Without the images, write out all of the following entries exactly.

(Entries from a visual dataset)
»»
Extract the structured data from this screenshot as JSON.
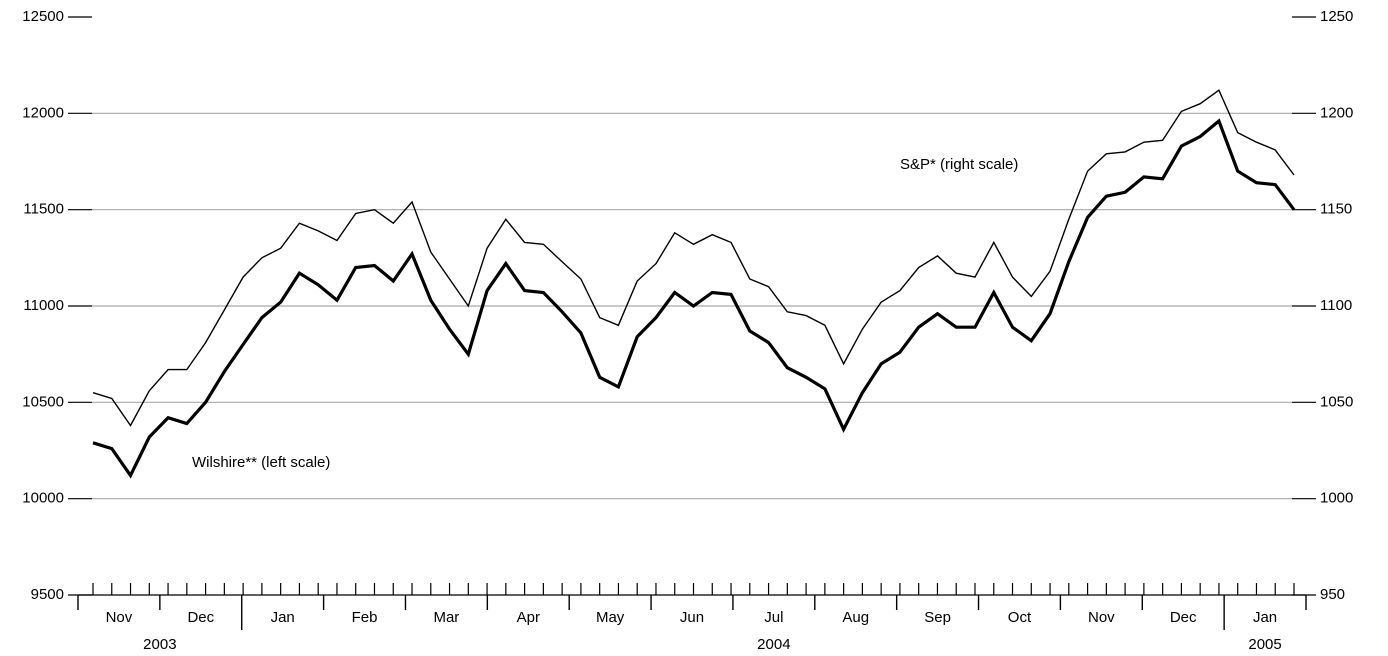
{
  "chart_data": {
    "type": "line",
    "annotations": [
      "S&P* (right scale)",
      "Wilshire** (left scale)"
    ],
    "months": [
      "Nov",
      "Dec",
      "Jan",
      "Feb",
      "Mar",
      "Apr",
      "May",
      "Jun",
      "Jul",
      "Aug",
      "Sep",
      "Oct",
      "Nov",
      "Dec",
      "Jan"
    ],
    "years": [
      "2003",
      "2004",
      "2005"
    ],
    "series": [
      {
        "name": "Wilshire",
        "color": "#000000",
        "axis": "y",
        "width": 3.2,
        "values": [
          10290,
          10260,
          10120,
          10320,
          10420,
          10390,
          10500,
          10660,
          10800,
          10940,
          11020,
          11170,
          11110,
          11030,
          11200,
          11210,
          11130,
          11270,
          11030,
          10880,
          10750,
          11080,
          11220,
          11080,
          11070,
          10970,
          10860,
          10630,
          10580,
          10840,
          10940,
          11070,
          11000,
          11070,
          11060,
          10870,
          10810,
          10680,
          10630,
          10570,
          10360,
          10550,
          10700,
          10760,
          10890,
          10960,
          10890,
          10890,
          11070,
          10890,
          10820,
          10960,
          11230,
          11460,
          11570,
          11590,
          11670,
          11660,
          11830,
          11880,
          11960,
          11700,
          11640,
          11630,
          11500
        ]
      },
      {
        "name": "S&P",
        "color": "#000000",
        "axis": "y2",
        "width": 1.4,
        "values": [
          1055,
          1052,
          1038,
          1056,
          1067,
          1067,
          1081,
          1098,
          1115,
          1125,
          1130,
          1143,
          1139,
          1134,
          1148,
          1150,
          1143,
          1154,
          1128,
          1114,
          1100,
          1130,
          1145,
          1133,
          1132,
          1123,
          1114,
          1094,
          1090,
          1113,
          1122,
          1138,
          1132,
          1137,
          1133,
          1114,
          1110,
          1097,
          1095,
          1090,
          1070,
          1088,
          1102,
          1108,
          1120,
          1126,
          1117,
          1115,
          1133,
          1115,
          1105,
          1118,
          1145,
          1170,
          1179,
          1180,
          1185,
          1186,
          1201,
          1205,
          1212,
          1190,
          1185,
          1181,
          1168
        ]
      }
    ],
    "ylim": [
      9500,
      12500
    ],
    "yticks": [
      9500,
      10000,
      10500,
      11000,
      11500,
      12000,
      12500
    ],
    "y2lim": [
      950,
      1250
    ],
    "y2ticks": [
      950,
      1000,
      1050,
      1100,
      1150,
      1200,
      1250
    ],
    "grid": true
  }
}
««
** REPLY TO THE TASK **
Extract the structured data from this screenshot as JSON.
{
  "chart_data": {
    "type": "line",
    "annotations": [
      "S&P* (right scale)",
      "Wilshire** (left scale)"
    ],
    "months": [
      "Nov",
      "Dec",
      "Jan",
      "Feb",
      "Mar",
      "Apr",
      "May",
      "Jun",
      "Jul",
      "Aug",
      "Sep",
      "Oct",
      "Nov",
      "Dec",
      "Jan"
    ],
    "years": [
      "2003",
      "2004",
      "2005"
    ],
    "series": [
      {
        "name": "Wilshire",
        "color": "#000000",
        "axis": "y",
        "width": 3.2,
        "values": [
          10290,
          10260,
          10120,
          10320,
          10420,
          10390,
          10500,
          10660,
          10800,
          10940,
          11020,
          11170,
          11110,
          11030,
          11200,
          11210,
          11130,
          11270,
          11030,
          10880,
          10750,
          11080,
          11220,
          11080,
          11070,
          10970,
          10860,
          10630,
          10580,
          10840,
          10940,
          11070,
          11000,
          11070,
          11060,
          10870,
          10810,
          10680,
          10630,
          10570,
          10360,
          10550,
          10700,
          10760,
          10890,
          10960,
          10890,
          10890,
          11070,
          10890,
          10820,
          10960,
          11230,
          11460,
          11570,
          11590,
          11670,
          11660,
          11830,
          11880,
          11960,
          11700,
          11640,
          11630,
          11500
        ]
      },
      {
        "name": "S&P",
        "color": "#000000",
        "axis": "y2",
        "width": 1.4,
        "values": [
          1055,
          1052,
          1038,
          1056,
          1067,
          1067,
          1081,
          1098,
          1115,
          1125,
          1130,
          1143,
          1139,
          1134,
          1148,
          1150,
          1143,
          1154,
          1128,
          1114,
          1100,
          1130,
          1145,
          1133,
          1132,
          1123,
          1114,
          1094,
          1090,
          1113,
          1122,
          1138,
          1132,
          1137,
          1133,
          1114,
          1110,
          1097,
          1095,
          1090,
          1070,
          1088,
          1102,
          1108,
          1120,
          1126,
          1117,
          1115,
          1133,
          1115,
          1105,
          1118,
          1145,
          1170,
          1179,
          1180,
          1185,
          1186,
          1201,
          1205,
          1212,
          1190,
          1185,
          1181,
          1168
        ]
      }
    ],
    "ylim": [
      9500,
      12500
    ],
    "yticks": [
      9500,
      10000,
      10500,
      11000,
      11500,
      12000,
      12500
    ],
    "y2lim": [
      950,
      1250
    ],
    "y2ticks": [
      950,
      1000,
      1050,
      1100,
      1150,
      1200,
      1250
    ],
    "grid": true
  }
}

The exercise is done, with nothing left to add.